## MATERIAL FOR THIS TASK
= = =

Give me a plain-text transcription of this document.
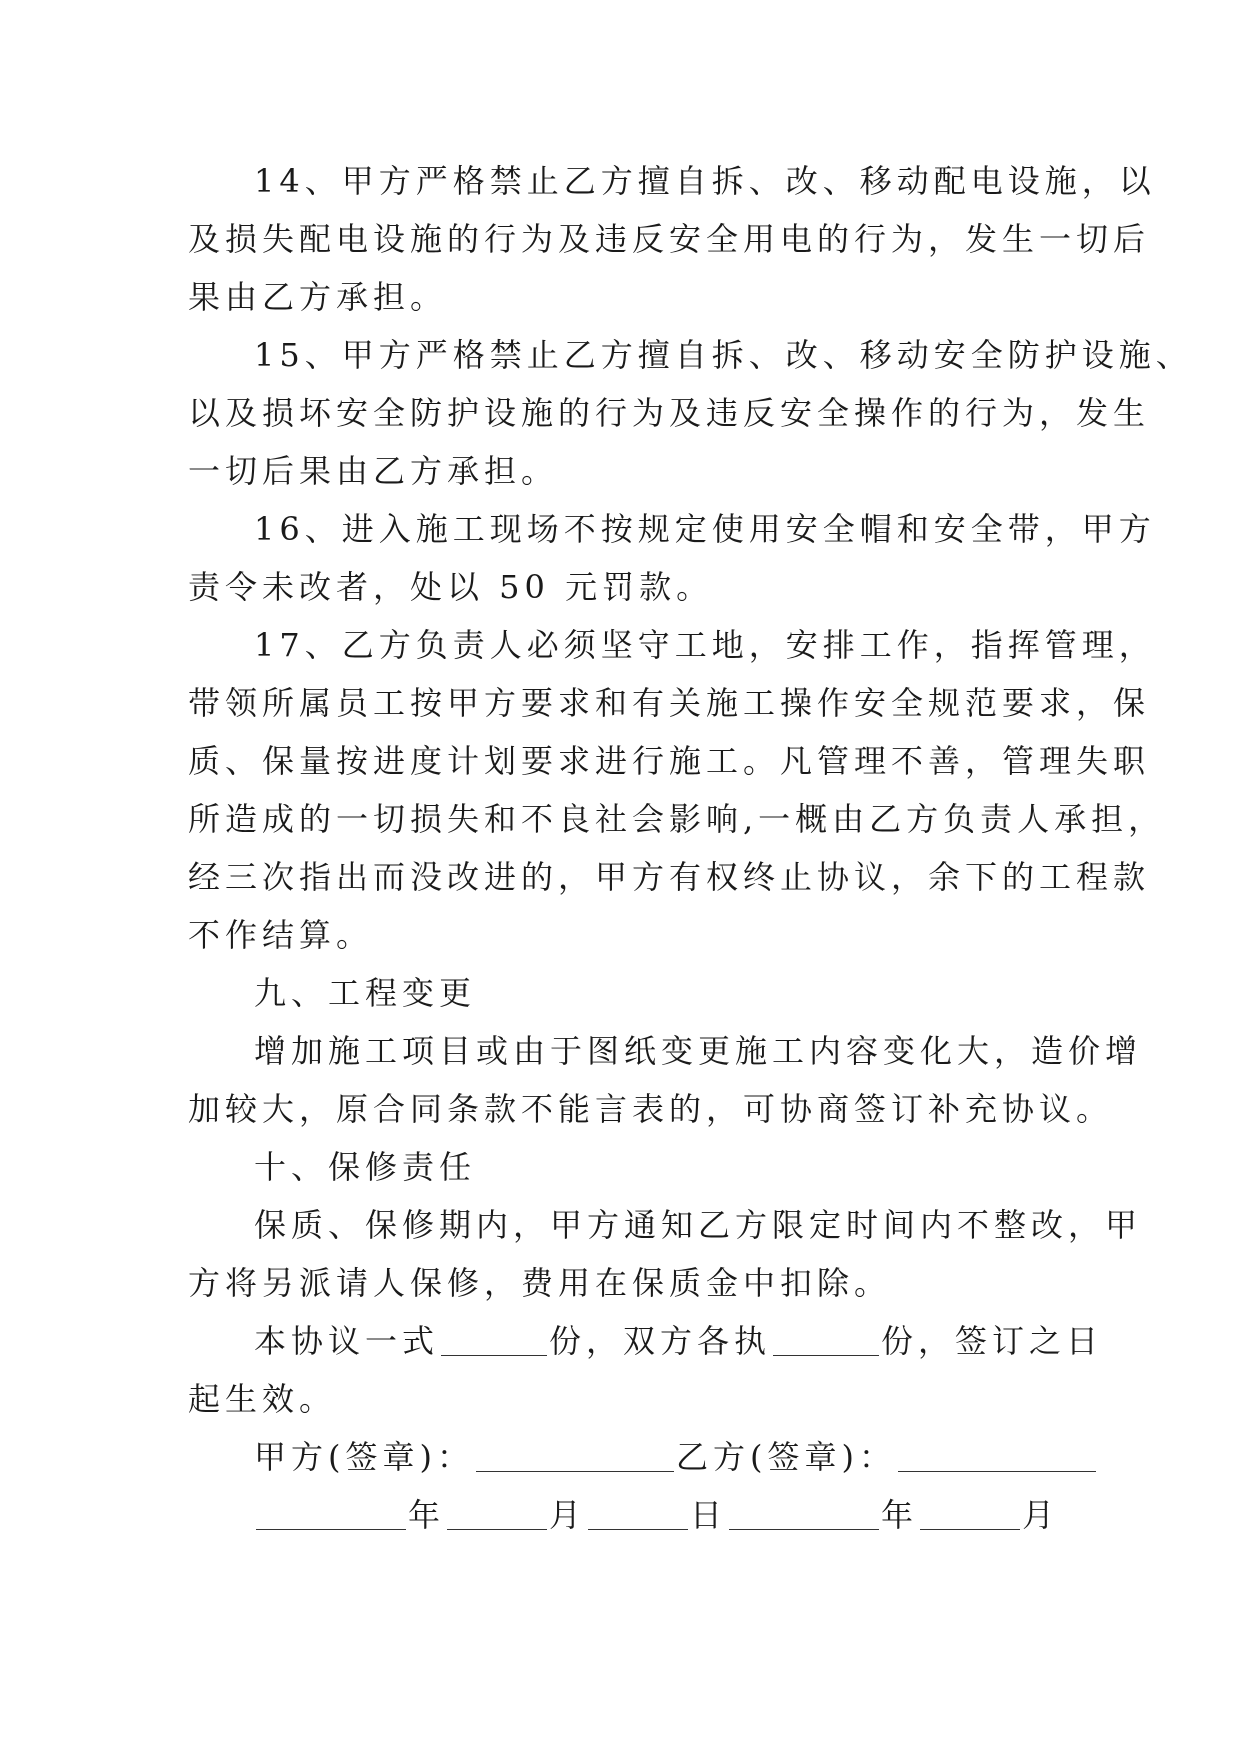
14、甲方严格禁止乙方擅自拆、改、移动配电设施，以
及损失配电设施的行为及违反安全用电的行为，发生一切后
果由乙方承担。
15、甲方严格禁止乙方擅自拆、改、移动安全防护设施、
以及损坏安全防护设施的行为及违反安全操作的行为，发生
一切后果由乙方承担。
16、进入施工现场不按规定使用安全帽和安全带，甲方
责令未改者，处以 50 元罚款。
17、乙方负责人必须坚守工地，安排工作，指挥管理，
带领所属员工按甲方要求和有关施工操作安全规范要求，保
质、保量按进度计划要求进行施工。凡管理不善，管理失职
所造成的一切损失和不良社会影响,一概由乙方负责人承担，
经三次指出而没改进的，甲方有权终止协议，余下的工程款
不作结算。
九、工程变更
增加施工项目或由于图纸变更施工内容变化大，造价增
加较大，原合同条款不能言表的，可协商签订补充协议。
十、保修责任
保质、保修期内，甲方通知乙方限定时间内不整改，甲
方将另派请人保修，费用在保质金中扣除。
本协议一式	份，双方各执	份，签订之日
起生效。
甲方(签章)：	乙方(签章)：
年	月	日	年	月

= = =

## EXERCISE GOAL
Will you set down the records word for word while leaving out every picture?

## WRITTEN SOLUTION
Give me a plain-text transcription of this document.
14、甲方严格禁止乙方擅自拆、改、移动配电设施，以
及损失配电设施的行为及违反安全用电的行为，发生一切后
果由乙方承担。
15、甲方严格禁止乙方擅自拆、改、移动安全防护设施、
以及损坏安全防护设施的行为及违反安全操作的行为，发生
一切后果由乙方承担。
16、进入施工现场不按规定使用安全帽和安全带，甲方
责令未改者，处以 50 元罚款。
17、乙方负责人必须坚守工地，安排工作，指挥管理，
带领所属员工按甲方要求和有关施工操作安全规范要求，保
质、保量按进度计划要求进行施工。凡管理不善，管理失职
所造成的一切损失和不良社会影响,一概由乙方负责人承担，
经三次指出而没改进的，甲方有权终止协议，余下的工程款
不作结算。
九、工程变更
增加施工项目或由于图纸变更施工内容变化大，造价增
加较大，原合同条款不能言表的，可协商签订补充协议。
十、保修责任
保质、保修期内，甲方通知乙方限定时间内不整改，甲
方将另派请人保修，费用在保质金中扣除。
本协议一式	份，双方各执	份，签订之日
起生效。
甲方(签章)：	乙方(签章)：
年	月	日	年	月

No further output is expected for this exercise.